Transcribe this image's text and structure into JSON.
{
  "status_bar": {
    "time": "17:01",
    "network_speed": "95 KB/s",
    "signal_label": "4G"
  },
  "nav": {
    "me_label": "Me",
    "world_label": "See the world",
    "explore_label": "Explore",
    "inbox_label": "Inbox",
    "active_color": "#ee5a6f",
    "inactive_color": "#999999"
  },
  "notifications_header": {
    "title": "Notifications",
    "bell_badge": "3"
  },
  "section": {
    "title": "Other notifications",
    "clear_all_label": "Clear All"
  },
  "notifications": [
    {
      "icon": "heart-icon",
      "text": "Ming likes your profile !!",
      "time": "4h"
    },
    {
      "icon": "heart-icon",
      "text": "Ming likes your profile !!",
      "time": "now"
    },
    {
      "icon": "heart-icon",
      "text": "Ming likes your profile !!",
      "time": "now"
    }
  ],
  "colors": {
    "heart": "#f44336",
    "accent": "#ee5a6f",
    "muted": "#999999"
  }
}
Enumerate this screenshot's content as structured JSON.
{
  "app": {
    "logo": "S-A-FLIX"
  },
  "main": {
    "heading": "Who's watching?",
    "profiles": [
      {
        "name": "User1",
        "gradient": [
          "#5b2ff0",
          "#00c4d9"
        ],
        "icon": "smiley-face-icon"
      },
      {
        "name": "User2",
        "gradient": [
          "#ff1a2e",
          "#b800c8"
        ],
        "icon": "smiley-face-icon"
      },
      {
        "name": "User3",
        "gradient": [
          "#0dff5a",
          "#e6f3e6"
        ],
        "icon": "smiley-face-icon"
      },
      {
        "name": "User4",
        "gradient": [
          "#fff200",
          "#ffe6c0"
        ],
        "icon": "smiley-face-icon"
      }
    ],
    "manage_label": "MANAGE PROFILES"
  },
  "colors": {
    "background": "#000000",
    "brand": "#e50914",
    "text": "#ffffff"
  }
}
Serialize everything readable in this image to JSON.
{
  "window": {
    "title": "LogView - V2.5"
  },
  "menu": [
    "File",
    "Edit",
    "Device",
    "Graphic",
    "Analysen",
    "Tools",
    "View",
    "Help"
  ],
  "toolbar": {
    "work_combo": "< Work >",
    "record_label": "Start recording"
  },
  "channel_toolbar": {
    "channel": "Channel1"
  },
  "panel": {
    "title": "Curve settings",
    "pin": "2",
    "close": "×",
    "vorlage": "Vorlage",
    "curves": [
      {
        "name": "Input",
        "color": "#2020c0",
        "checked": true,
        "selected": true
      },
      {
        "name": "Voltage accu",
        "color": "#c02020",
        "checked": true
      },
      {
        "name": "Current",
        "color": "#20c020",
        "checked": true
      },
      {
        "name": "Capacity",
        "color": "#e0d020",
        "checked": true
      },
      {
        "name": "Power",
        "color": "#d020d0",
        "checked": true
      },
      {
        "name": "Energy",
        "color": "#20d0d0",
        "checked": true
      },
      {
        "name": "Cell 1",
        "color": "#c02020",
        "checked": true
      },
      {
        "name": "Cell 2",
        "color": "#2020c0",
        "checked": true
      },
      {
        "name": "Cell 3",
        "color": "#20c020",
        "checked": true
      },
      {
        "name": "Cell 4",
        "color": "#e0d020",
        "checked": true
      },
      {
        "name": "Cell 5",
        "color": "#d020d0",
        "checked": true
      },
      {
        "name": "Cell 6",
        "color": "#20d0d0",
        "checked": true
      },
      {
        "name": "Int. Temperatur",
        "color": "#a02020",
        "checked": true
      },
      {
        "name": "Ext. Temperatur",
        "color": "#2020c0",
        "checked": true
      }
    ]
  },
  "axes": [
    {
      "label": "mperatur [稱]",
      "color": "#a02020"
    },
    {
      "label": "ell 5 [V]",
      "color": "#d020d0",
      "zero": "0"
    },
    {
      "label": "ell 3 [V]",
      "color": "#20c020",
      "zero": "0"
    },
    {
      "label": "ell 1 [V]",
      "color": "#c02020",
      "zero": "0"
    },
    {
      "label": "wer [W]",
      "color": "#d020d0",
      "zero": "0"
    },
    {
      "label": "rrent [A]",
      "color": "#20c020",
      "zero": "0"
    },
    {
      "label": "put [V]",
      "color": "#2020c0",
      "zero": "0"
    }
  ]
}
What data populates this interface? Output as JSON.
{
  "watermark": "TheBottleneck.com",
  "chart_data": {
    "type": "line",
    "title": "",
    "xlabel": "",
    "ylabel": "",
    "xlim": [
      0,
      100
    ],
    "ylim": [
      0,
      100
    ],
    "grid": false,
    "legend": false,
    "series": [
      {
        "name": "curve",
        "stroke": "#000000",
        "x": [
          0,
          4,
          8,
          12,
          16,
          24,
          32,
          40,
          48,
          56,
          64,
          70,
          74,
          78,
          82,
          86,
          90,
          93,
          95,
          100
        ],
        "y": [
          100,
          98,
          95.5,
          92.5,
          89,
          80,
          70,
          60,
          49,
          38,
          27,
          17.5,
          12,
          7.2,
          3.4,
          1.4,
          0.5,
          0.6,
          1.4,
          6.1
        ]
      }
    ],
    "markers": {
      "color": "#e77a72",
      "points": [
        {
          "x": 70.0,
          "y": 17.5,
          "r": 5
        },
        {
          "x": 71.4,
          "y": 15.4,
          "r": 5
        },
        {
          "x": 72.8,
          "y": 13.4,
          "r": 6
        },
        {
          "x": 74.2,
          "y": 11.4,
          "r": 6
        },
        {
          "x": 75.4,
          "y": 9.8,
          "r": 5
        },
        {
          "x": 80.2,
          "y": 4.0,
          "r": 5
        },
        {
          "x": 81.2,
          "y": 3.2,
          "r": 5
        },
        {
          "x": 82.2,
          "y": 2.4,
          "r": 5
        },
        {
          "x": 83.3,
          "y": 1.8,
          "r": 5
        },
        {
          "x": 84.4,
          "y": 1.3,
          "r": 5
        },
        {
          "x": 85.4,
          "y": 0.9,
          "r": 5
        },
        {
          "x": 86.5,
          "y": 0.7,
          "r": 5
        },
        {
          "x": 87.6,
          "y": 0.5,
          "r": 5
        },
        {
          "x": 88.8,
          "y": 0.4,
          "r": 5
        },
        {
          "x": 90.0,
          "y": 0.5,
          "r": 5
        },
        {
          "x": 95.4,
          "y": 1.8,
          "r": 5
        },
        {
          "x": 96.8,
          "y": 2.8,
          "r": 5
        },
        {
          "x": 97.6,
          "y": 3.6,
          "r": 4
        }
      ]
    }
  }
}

Task instructions » All lines holding the word "Cell" should be picked out and copied.

Output of the task »
        "name": "Cell 1",
        "name": "Cell 2",
        "name": "Cell 3",
        "name": "Cell 4",
        "name": "Cell 5",
        "name": "Cell 6",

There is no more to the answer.